• **Written task**
Print out each record below, unaltered and complete, without its images.

[Excerpt from a dataset]
--------------------------------

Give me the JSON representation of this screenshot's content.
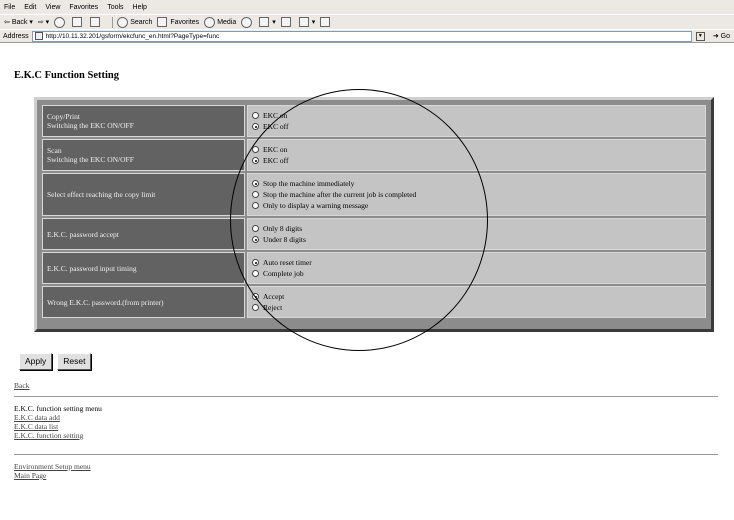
{
  "browser": {
    "menu": [
      "File",
      "Edit",
      "View",
      "Favorites",
      "Tools",
      "Help"
    ],
    "toolbar": {
      "back": "Back",
      "search": "Search",
      "favorites": "Favorites",
      "media": "Media"
    },
    "address_label": "Address",
    "address_url": "http://10.11.32.201/gsform/ekcfunc_en.html?PageType=func",
    "go_label": "Go"
  },
  "page": {
    "title": "E.K.C Function Setting",
    "rows": [
      {
        "label_lines": [
          "Copy/Print",
          "Switching the EKC ON/OFF"
        ],
        "options": [
          {
            "text": "EKC on",
            "checked": false
          },
          {
            "text": "EKC off",
            "checked": true
          }
        ]
      },
      {
        "label_lines": [
          "Scan",
          "Switching the EKC ON/OFF"
        ],
        "options": [
          {
            "text": "EKC on",
            "checked": false
          },
          {
            "text": "EKC off",
            "checked": true
          }
        ]
      },
      {
        "label_lines": [
          "Select effect reaching the copy limit"
        ],
        "options": [
          {
            "text": "Stop the machine immediately",
            "checked": true
          },
          {
            "text": "Stop the machine after the current job is completed",
            "checked": false
          },
          {
            "text": "Only to display a warning message",
            "checked": false
          }
        ]
      },
      {
        "label_lines": [
          "E.K.C. password accept"
        ],
        "options": [
          {
            "text": "Only 8 digits",
            "checked": false
          },
          {
            "text": "Under 8 digits",
            "checked": true
          }
        ]
      },
      {
        "label_lines": [
          "E.K.C. password input timing"
        ],
        "options": [
          {
            "text": "Auto reset timer",
            "checked": true
          },
          {
            "text": "Complete job",
            "checked": false
          }
        ]
      },
      {
        "label_lines": [
          "Wrong E.K.C. password.(from printer)"
        ],
        "options": [
          {
            "text": "Accept",
            "checked": true
          },
          {
            "text": "Reject",
            "checked": false
          }
        ]
      }
    ],
    "apply_label": "Apply",
    "reset_label": "Reset",
    "back_link": "Back",
    "ekc_menu_title": "E.K.C. function setting menu",
    "ekc_menu_links": [
      "E.K.C data add",
      "E.K.C data list",
      "E.K.C. function setting"
    ],
    "bottom_links": [
      "Environment Setup menu",
      "Main Page"
    ]
  }
}
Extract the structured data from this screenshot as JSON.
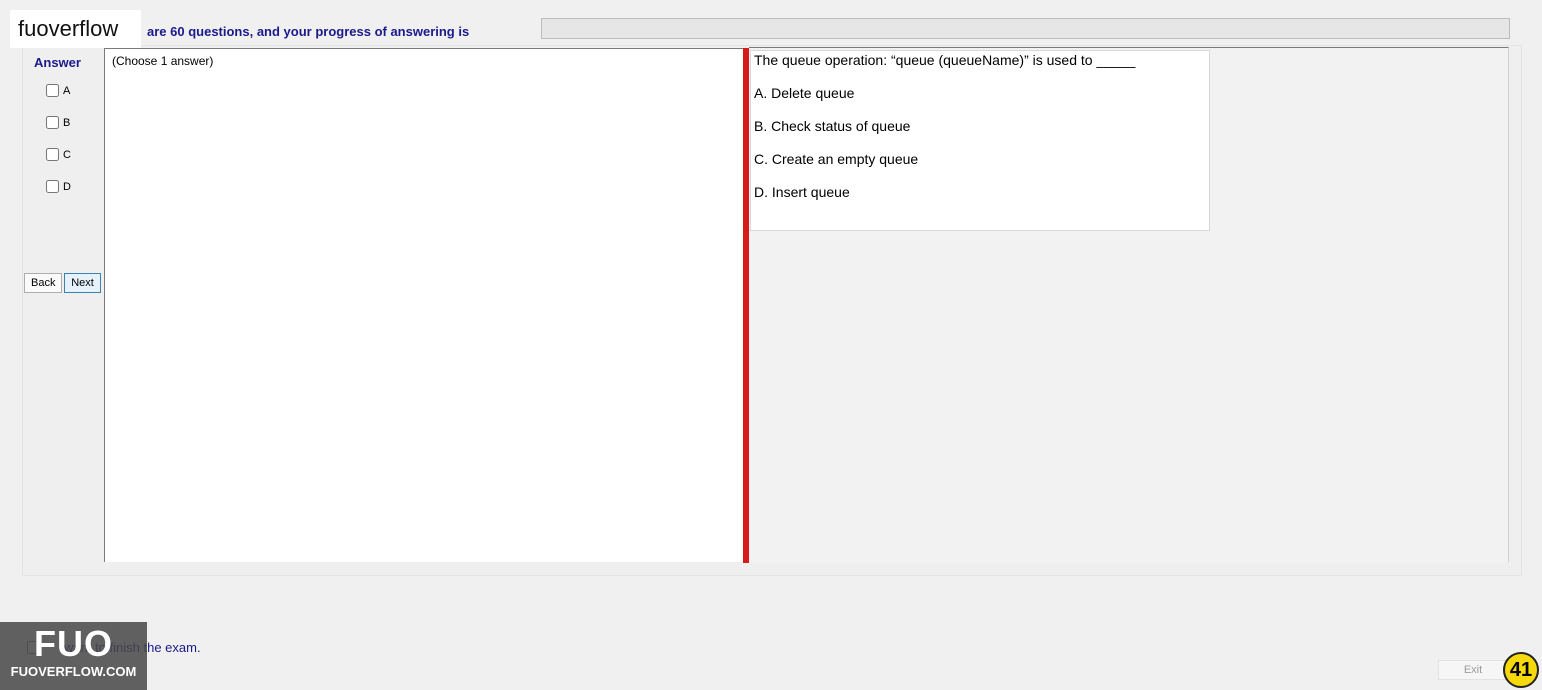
{
  "brand_tag": "fuoverflow",
  "progress": {
    "text": "are 60 questions, and your progress of answering is",
    "fraction": 0
  },
  "answer_panel": {
    "heading": "Answer",
    "options": [
      "A",
      "B",
      "C",
      "D"
    ],
    "back_label": "Back",
    "next_label": "Next"
  },
  "left_pane": {
    "hint": "(Choose 1 answer)"
  },
  "question": {
    "text": "The queue operation: “queue (queueName)” is used to _____",
    "options": [
      "A.  Delete queue",
      "B.  Check status of queue",
      "C.  Create an empty queue",
      "D.  Insert queue"
    ]
  },
  "footer": {
    "finish_text": "want to finish the exam.",
    "exit_label": "Exit",
    "page_number": "41"
  },
  "logo": {
    "big": "FUO",
    "small": "FUOVERFLOW.COM"
  },
  "watermark_text": "FUOVERFLOW.COM",
  "colors": {
    "heading_blue": "#1a1a8c",
    "splitter_red": "#d71a1a",
    "badge_yellow": "#f5d90a"
  }
}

--------------------------------

• **Finished answer**
Give me the JSON representation of this screenshot's content.
{
  "browser": {
    "menu": [
      "File",
      "Edit",
      "View",
      "Favorites",
      "Tools",
      "Help"
    ],
    "toolbar": {
      "back": "Back",
      "search": "Search",
      "favorites": "Favorites",
      "media": "Media"
    },
    "address_label": "Address",
    "address_url": "http://10.11.32.201/gsform/ekcfunc_en.html?PageType=func",
    "go_label": "Go"
  },
  "page": {
    "title": "E.K.C Function Setting",
    "rows": [
      {
        "label_lines": [
          "Copy/Print",
          "Switching the EKC ON/OFF"
        ],
        "options": [
          {
            "text": "EKC on",
            "checked": false
          },
          {
            "text": "EKC off",
            "checked": true
          }
        ]
      },
      {
        "label_lines": [
          "Scan",
          "Switching the EKC ON/OFF"
        ],
        "options": [
          {
            "text": "EKC on",
            "checked": false
          },
          {
            "text": "EKC off",
            "checked": true
          }
        ]
      },
      {
        "label_lines": [
          "Select effect reaching the copy limit"
        ],
        "options": [
          {
            "text": "Stop the machine immediately",
            "checked": true
          },
          {
            "text": "Stop the machine after the current job is completed",
            "checked": false
          },
          {
            "text": "Only to display a warning message",
            "checked": false
          }
        ]
      },
      {
        "label_lines": [
          "E.K.C. password accept"
        ],
        "options": [
          {
            "text": "Only 8 digits",
            "checked": false
          },
          {
            "text": "Under 8 digits",
            "checked": true
          }
        ]
      },
      {
        "label_lines": [
          "E.K.C. password input timing"
        ],
        "options": [
          {
            "text": "Auto reset timer",
            "checked": true
          },
          {
            "text": "Complete job",
            "checked": false
          }
        ]
      },
      {
        "label_lines": [
          "Wrong E.K.C. password.(from printer)"
        ],
        "options": [
          {
            "text": "Accept",
            "checked": true
          },
          {
            "text": "Reject",
            "checked": false
          }
        ]
      }
    ],
    "apply_label": "Apply",
    "reset_label": "Reset",
    "back_link": "Back",
    "ekc_menu_title": "E.K.C. function setting menu",
    "ekc_menu_links": [
      "E.K.C data add",
      "E.K.C data list",
      "E.K.C. function setting"
    ],
    "bottom_links": [
      "Environment Setup menu",
      "Main Page"
    ]
  }
}
Extract the structured data from this screenshot as JSON.
{
  "brand_tag": "fuoverflow",
  "progress": {
    "text": "are 60 questions, and your progress of answering is",
    "fraction": 0
  },
  "answer_panel": {
    "heading": "Answer",
    "options": [
      "A",
      "B",
      "C",
      "D"
    ],
    "back_label": "Back",
    "next_label": "Next"
  },
  "left_pane": {
    "hint": "(Choose 1 answer)"
  },
  "question": {
    "text": "The queue operation: “queue (queueName)” is used to _____",
    "options": [
      "A.  Delete queue",
      "B.  Check status of queue",
      "C.  Create an empty queue",
      "D.  Insert queue"
    ]
  },
  "footer": {
    "finish_text": "want to finish the exam.",
    "exit_label": "Exit",
    "page_number": "41"
  },
  "logo": {
    "big": "FUO",
    "small": "FUOVERFLOW.COM"
  },
  "watermark_text": "FUOVERFLOW.COM",
  "colors": {
    "heading_blue": "#1a1a8c",
    "splitter_red": "#d71a1a",
    "badge_yellow": "#f5d90a"
  }
}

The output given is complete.